**PROBLEM:** List all lines of the data containing the word "heading".

**DATASET ENTRIES:**
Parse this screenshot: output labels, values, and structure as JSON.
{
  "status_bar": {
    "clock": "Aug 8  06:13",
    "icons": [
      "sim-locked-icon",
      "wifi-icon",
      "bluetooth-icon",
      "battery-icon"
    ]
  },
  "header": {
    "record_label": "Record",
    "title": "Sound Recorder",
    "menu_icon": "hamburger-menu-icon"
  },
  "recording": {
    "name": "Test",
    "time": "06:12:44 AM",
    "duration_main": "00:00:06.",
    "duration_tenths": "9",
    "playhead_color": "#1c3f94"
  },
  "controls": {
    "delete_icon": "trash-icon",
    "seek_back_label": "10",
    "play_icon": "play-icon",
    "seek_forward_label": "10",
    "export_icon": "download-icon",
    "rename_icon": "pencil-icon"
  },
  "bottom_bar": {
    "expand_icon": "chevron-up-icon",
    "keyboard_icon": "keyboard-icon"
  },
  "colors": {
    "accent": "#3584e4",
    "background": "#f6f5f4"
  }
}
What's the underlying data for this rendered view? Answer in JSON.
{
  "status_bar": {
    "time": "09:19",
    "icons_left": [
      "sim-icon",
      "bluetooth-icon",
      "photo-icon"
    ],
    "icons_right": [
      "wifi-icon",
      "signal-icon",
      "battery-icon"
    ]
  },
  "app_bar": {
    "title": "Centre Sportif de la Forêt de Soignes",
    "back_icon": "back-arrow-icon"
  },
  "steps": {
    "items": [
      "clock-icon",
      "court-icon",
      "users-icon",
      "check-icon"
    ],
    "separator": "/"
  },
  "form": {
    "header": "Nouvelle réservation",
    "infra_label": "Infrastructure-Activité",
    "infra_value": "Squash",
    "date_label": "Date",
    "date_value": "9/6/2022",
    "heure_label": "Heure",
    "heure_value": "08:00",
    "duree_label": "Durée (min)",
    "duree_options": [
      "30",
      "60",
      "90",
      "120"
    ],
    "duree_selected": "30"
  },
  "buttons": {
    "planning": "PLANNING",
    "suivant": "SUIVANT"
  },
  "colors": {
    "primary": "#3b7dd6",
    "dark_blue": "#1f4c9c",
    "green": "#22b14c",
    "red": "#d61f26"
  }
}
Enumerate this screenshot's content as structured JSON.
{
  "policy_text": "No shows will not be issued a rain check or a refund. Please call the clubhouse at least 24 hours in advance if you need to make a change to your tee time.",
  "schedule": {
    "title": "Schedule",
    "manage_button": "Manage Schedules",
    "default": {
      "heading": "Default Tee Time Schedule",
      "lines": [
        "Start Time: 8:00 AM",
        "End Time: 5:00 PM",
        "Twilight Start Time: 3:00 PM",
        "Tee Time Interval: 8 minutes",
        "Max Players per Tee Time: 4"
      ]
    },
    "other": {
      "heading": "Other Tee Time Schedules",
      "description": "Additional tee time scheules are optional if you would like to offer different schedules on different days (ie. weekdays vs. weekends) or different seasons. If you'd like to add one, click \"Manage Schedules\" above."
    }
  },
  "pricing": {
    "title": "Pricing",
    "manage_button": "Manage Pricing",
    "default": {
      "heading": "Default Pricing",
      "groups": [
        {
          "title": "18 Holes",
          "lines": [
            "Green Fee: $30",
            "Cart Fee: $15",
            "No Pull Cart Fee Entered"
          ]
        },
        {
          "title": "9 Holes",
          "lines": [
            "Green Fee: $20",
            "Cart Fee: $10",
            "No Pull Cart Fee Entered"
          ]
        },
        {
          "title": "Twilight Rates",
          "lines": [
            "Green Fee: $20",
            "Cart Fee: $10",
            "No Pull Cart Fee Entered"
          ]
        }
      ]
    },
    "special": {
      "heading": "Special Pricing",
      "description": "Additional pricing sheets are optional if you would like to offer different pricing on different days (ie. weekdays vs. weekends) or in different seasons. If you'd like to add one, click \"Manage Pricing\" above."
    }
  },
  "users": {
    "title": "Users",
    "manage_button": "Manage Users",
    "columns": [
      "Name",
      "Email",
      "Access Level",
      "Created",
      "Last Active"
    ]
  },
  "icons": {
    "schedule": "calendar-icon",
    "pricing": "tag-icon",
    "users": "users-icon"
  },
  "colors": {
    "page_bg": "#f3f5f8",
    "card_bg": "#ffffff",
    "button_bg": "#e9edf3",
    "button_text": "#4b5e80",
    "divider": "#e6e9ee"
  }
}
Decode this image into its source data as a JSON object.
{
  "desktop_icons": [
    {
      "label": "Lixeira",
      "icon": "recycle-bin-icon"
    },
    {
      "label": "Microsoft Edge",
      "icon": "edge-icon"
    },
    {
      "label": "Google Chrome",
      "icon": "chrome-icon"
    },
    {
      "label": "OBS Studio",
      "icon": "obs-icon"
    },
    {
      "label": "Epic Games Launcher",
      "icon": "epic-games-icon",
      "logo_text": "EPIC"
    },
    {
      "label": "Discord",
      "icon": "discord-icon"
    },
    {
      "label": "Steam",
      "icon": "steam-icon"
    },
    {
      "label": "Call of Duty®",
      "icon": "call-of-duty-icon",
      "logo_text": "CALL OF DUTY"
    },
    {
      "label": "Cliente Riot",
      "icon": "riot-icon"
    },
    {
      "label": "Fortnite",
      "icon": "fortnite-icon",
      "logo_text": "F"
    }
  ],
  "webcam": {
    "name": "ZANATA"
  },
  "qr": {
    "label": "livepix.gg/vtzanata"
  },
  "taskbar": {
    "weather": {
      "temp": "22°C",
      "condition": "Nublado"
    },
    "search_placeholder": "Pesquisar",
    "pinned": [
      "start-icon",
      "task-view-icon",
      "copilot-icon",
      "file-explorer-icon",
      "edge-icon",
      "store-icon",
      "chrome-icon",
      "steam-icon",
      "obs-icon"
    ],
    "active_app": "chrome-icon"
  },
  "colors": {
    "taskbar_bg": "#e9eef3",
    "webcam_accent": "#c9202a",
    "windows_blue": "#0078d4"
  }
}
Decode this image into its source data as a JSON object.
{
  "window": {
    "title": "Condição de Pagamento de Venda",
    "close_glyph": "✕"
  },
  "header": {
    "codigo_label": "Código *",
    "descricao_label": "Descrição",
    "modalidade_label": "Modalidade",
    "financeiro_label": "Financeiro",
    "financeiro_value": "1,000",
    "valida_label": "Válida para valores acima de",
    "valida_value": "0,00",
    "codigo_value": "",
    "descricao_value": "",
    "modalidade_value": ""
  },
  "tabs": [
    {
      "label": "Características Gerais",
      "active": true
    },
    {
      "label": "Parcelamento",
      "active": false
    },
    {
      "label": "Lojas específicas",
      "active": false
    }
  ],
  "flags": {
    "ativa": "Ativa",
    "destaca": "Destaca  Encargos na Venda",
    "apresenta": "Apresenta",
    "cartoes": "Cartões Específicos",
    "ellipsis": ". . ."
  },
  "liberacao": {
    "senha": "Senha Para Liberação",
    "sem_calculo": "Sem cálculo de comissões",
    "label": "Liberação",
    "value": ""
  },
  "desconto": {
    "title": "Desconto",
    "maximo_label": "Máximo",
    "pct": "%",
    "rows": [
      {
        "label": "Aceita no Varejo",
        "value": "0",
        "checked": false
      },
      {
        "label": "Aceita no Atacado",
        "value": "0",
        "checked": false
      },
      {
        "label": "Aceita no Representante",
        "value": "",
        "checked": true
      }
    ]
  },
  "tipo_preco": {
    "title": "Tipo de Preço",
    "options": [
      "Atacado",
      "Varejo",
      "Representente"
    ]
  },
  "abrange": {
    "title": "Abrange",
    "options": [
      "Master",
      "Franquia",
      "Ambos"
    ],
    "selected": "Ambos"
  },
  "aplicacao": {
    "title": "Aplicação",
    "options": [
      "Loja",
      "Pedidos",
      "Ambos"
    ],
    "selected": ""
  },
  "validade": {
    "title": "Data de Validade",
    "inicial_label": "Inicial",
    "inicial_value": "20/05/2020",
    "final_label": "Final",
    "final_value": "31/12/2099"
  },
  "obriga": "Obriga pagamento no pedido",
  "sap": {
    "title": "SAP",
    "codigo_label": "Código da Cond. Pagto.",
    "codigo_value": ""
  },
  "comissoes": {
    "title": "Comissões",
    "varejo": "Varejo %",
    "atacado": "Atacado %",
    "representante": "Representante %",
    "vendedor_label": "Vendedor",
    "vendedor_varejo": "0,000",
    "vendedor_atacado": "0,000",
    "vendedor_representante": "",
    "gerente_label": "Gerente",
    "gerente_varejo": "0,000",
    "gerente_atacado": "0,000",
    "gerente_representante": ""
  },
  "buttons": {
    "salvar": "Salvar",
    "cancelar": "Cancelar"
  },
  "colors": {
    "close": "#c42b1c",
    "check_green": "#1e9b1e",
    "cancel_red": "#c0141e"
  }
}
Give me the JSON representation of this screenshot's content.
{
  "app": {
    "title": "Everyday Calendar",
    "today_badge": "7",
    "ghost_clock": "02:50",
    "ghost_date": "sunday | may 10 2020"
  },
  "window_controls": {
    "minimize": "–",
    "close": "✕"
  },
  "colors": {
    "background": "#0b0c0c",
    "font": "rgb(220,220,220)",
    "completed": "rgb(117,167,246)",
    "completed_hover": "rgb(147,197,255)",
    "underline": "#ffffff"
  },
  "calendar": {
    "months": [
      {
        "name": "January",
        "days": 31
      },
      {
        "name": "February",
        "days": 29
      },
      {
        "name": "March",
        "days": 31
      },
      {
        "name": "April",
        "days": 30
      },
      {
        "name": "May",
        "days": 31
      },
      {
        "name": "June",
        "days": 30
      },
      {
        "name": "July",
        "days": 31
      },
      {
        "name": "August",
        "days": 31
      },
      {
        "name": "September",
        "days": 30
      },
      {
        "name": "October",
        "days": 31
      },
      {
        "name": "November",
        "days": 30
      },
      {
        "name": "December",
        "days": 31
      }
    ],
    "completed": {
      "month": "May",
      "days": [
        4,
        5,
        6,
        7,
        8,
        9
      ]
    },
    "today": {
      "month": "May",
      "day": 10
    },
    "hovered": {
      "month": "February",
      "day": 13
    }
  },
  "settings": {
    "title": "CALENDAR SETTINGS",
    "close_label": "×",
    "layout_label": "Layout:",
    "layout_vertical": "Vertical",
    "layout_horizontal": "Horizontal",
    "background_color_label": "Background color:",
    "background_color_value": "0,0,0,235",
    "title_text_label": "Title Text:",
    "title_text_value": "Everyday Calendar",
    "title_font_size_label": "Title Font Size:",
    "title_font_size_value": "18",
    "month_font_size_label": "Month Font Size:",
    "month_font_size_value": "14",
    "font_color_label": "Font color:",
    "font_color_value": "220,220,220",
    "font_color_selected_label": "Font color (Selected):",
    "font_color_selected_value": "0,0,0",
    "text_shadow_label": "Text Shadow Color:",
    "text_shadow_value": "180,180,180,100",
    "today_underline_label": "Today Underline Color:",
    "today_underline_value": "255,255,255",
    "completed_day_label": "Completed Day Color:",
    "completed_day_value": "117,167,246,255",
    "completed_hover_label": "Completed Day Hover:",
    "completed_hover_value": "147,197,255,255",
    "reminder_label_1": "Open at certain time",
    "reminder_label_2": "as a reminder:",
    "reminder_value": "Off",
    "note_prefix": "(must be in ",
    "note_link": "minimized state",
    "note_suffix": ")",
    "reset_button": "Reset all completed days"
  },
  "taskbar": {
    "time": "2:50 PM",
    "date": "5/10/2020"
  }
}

**SOLUTION TO THIS EXERCISE:**
      "heading": "Default Tee Time Schedule",
      "heading": "Other Tee Time Schedules",
      "heading": "Default Pricing",
      "heading": "Special Pricing",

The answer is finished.